═════ Text block ═════

Personalizing the Shopper’s Journey with REI Co-op

NC State Graphic & Experience Design seniors in Professor Armstrong’s studio worked with REI to explore possible avenues of personalizing the shopper journey. By leveraging machine learning and artificial intelligence mechanisms, businesses like REI can deliver personalized, efficient, accurate, and relevant shopping experiences to customers. Personalizing experiences have the potential to make interactions more “useful, usable and desirable” to customers in context, i.e. information and options are available when they’re desired during a customer’s shopping journey. Optimized interactions could improve REI’s relationship with customers every time they visit and shop. As the interface “gets to know” customers through data reflecting their behavior, the system should optimize the experience.

Creating these kinds of personalized shopping experiences, however, requires efforts across the REI ecosystem. For example, what kind of data would need to be collected not just from customers, but the vendors who supply products and experiences? How might that data be labeled and organized to efficiently and effectively feed the personalization system?

The goal of this nine week sponsored studio project—in collaboration with REI—was to explore both sides of this retail tension. Students moved through a human-centered research process to dig deeply into the topic and provide REI with multiple opportunities for reimagining their digital and omni shopping experiences through personalization.

N.C. State Bachelor of Graphic & Experience Design (BGXD) seniors  explored two core research questions in collaboration with REI:

How might we design an experience to deliver efficient, accurate, relevant, and personalized content to shoppers?

How might the resulting personalization then impact intake mechanisms and data curation across the REI ecosystem?

═════ Provided information ═════

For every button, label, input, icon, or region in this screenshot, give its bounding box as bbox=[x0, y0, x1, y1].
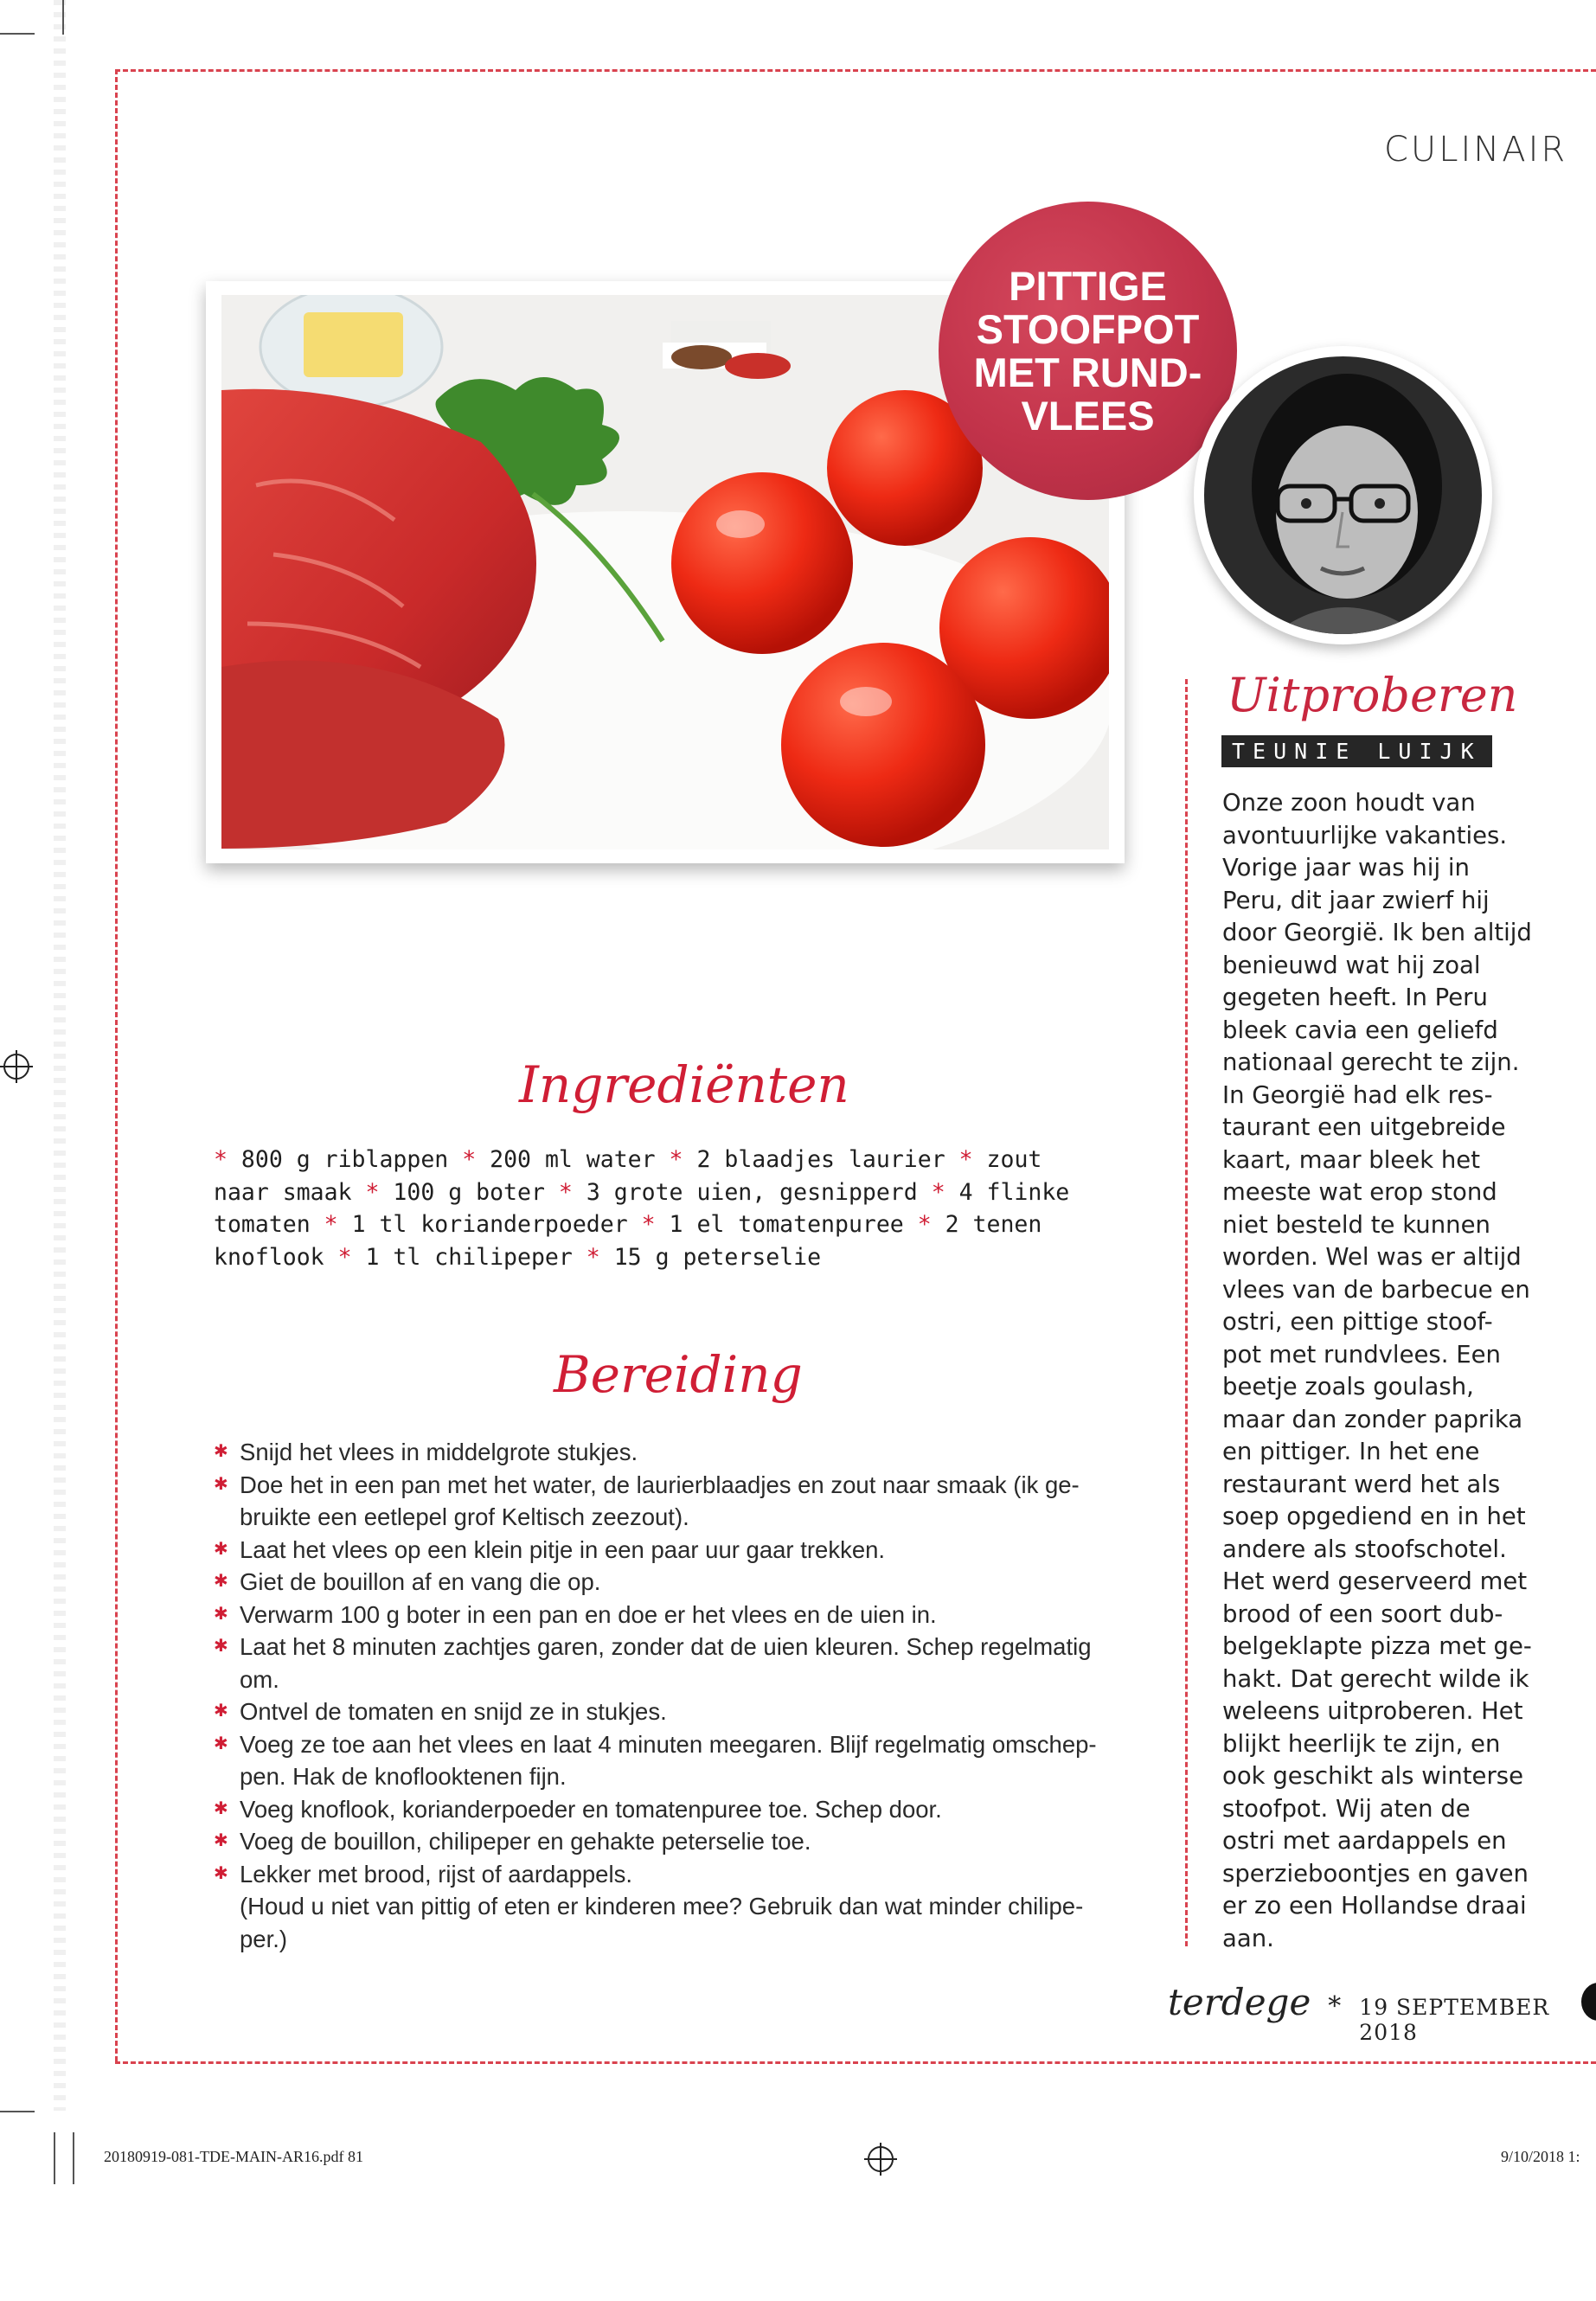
registration-mark-bottom bbox=[868, 2146, 894, 2172]
section-label: CULINAIR bbox=[1384, 130, 1568, 170]
sidebar-line: ook geschikt als winterse bbox=[1222, 1762, 1524, 1790]
sidebar-line: bleek cavia een geliefd bbox=[1222, 1016, 1498, 1044]
sidebar-line: beetje zoals goulash, bbox=[1222, 1373, 1474, 1400]
sidebar-line: andere als stoofschotel. bbox=[1222, 1535, 1507, 1563]
footer-separator: * bbox=[1328, 1991, 1343, 2022]
sidebar-line: restaurant werd het als bbox=[1222, 1470, 1501, 1498]
sidebar-line: ostri, een pittige stoof- bbox=[1222, 1308, 1493, 1336]
sidebar-line: Vorige jaar was hij in bbox=[1222, 854, 1470, 881]
sidebar-line: blijkt heerlijk te zijn, en bbox=[1222, 1729, 1501, 1758]
sidebar-line: er zo een Hollandse draai bbox=[1222, 1892, 1527, 1920]
crop-mark bbox=[0, 2111, 35, 2112]
crop-mark bbox=[54, 2132, 55, 2184]
author-portrait bbox=[1194, 346, 1492, 644]
sidebar-line: stoofpot. Wij aten de bbox=[1222, 1794, 1471, 1823]
sidebar-line: worden. Wel was er altijd bbox=[1222, 1243, 1522, 1271]
crop-mark bbox=[62, 0, 64, 35]
preparation-note: (Houd u niet van pittig of eten er kinderen mee? Gebruik dan wat minder chilipe-per.) bbox=[240, 1893, 1084, 1952]
preparation-step: ✱ Verwarm 100 g boter in een pan en doe er het vlees en de uien in. bbox=[214, 1599, 1105, 1631]
sidebar-line: en pittiger. In het ene bbox=[1222, 1438, 1480, 1465]
sidebar-line: gegeten heeft. In Peru bbox=[1222, 984, 1488, 1011]
ingredients-line: knoflook * 1 tl chilipeper * 15 g peterselie bbox=[214, 1243, 822, 1271]
sidebar-line: pot met rundvlees. Een bbox=[1222, 1340, 1501, 1368]
ingredients-line: naar smaak * 100 g boter * 3 grote uien, gesnipperd * 4 flinke bbox=[214, 1178, 1070, 1206]
preparation-step: ✱ Lekker met brood, rijst of aardappels. bbox=[214, 1858, 1105, 1891]
author-portrait-image bbox=[1204, 356, 1482, 634]
sidebar-line: weleens uitproberen. Het bbox=[1222, 1697, 1523, 1725]
sidebar-line: benieuwd wat hij zoal bbox=[1222, 951, 1481, 979]
issue-date: 19 SEPTEMBER 2018 bbox=[1359, 1995, 1550, 2045]
preparation-step: ✱ Snijd het vlees in middelgrote stukjes. bbox=[214, 1436, 1105, 1469]
sidebar-line: niet besteld te kunnen bbox=[1222, 1210, 1490, 1239]
sidebar-line: aan. bbox=[1222, 1924, 1274, 1952]
preparation-title: Bereiding bbox=[554, 1345, 803, 1404]
sidebar-line: belgeklapte pizza met ge- bbox=[1222, 1632, 1532, 1660]
sidebar-line: vlees van de barbecue en bbox=[1222, 1275, 1530, 1304]
preparation-step: ✱ Voeg knoflook, korianderpoeder en tomatenpuree toe. Schep door. bbox=[214, 1793, 1105, 1826]
sidebar-line: In Georgië had elk res- bbox=[1222, 1080, 1493, 1109]
sidebar-line: Het werd geserveerd met bbox=[1222, 1567, 1528, 1595]
frame-bottom-border bbox=[115, 2061, 1596, 2064]
crop-mark bbox=[73, 2132, 74, 2184]
preparation-step: ✱ Giet de bouillon af en vang die op. bbox=[214, 1566, 1105, 1599]
frame-top-border bbox=[115, 69, 1596, 72]
sidebar-line: Peru, dit jaar zwierf hij bbox=[1222, 886, 1490, 914]
sidebar-line: Onze zoon houdt van bbox=[1222, 789, 1476, 817]
sidebar-line: soep opgediend en in het bbox=[1222, 1503, 1526, 1530]
sidebar-line: avontuurlijke vakanties. bbox=[1222, 821, 1508, 849]
ingredients-line: * 800 g riblappen * 200 ml water * 2 blaadjes laurier * zout bbox=[214, 1146, 1042, 1173]
recipe-title: PITTIGE STOOFPOT MET RUND- VLEES bbox=[973, 262, 1202, 439]
ingredients-list bbox=[214, 1144, 1113, 1273]
ingredients-title: Ingrediënten bbox=[519, 1055, 849, 1114]
registration-mark-left bbox=[3, 1054, 29, 1080]
ingredients-line: tomaten * 1 tl korianderpoeder * 1 el tomatenpuree * 2 tenen bbox=[214, 1211, 1042, 1238]
preparation-step: ✱ Laat het vlees op een klein pitje in een paar uur gaar trekken. bbox=[214, 1534, 1105, 1567]
sidebar-line: door Georgië. Ik ben altijd bbox=[1222, 919, 1532, 946]
sidebar-line: sperzieboontjes en gaven bbox=[1222, 1859, 1529, 1888]
sidebar-line: brood of een soort dub- bbox=[1222, 1599, 1503, 1628]
sidebar-line: taurant een uitgebreide bbox=[1222, 1113, 1506, 1141]
sidebar-line: nationaal gerecht te zijn. bbox=[1222, 1048, 1520, 1076]
print-slug-file: 20180919-081-TDE-MAIN-AR16.pdf 81 bbox=[104, 2148, 363, 2165]
sidebar-title: Uitproberen bbox=[1227, 668, 1518, 722]
magazine-brand: terdege bbox=[1168, 1981, 1311, 2023]
sidebar-body bbox=[1222, 787, 1542, 1955]
print-gutter bbox=[54, 0, 66, 2111]
sidebar-line: kaart, maar bleek het bbox=[1222, 1145, 1480, 1174]
author-name: TEUNIE LUIJK bbox=[1221, 735, 1492, 767]
preparation-step: ✱ Ontvel de tomaten en snijd ze in stukjes. bbox=[214, 1695, 1105, 1728]
frame-left-border bbox=[115, 69, 118, 2061]
recipe-title-badge bbox=[939, 202, 1237, 500]
crop-mark bbox=[0, 33, 35, 35]
sidebar-line: meeste wat erop stond bbox=[1222, 1178, 1497, 1206]
print-slug-date: 9/10/2018 1: bbox=[1501, 2148, 1580, 2165]
sidebar-line: hakt. Dat gerecht wilde ik bbox=[1222, 1664, 1529, 1693]
sidebar-divider bbox=[1185, 679, 1188, 1946]
preparation-step: ✱ Voeg ze toe aan het vlees en laat 4 minuten meegaren. Blijf regelmatig omschep-pen. Hak de knoflooktenen fijn. bbox=[214, 1728, 1105, 1793]
sidebar-line: ostri met aardappels en bbox=[1222, 1827, 1507, 1855]
preparation-steps bbox=[214, 1436, 1105, 1955]
sidebar-line: maar dan zonder paprika bbox=[1222, 1405, 1523, 1433]
page-footer bbox=[1168, 1981, 1596, 2045]
preparation-step: ✱ Laat het 8 minuten zachtjes garen, zonder dat de uien kleuren. Schep regelmatig om. bbox=[214, 1631, 1105, 1695]
preparation-step: ✱ Doe het in een pan met het water, de laurierblaadjes en zout naar smaak (ik ge-bruikte een eetlepel grof Keltisch zeezout). bbox=[214, 1469, 1105, 1534]
preparation-step: ✱ Voeg de bouillon, chilipeper en gehakte peterselie toe. bbox=[214, 1825, 1105, 1858]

═════

■ **What is needed**
Answer these questions from the REI studio text:
1. In whose studio did the seniors work with REI?
2. How long was the sponsored studio project?
3. How many core research questions did the seniors explore?

■ **Output below**
1. Professor Armstrong's studio
2. Nine weeks
3. Two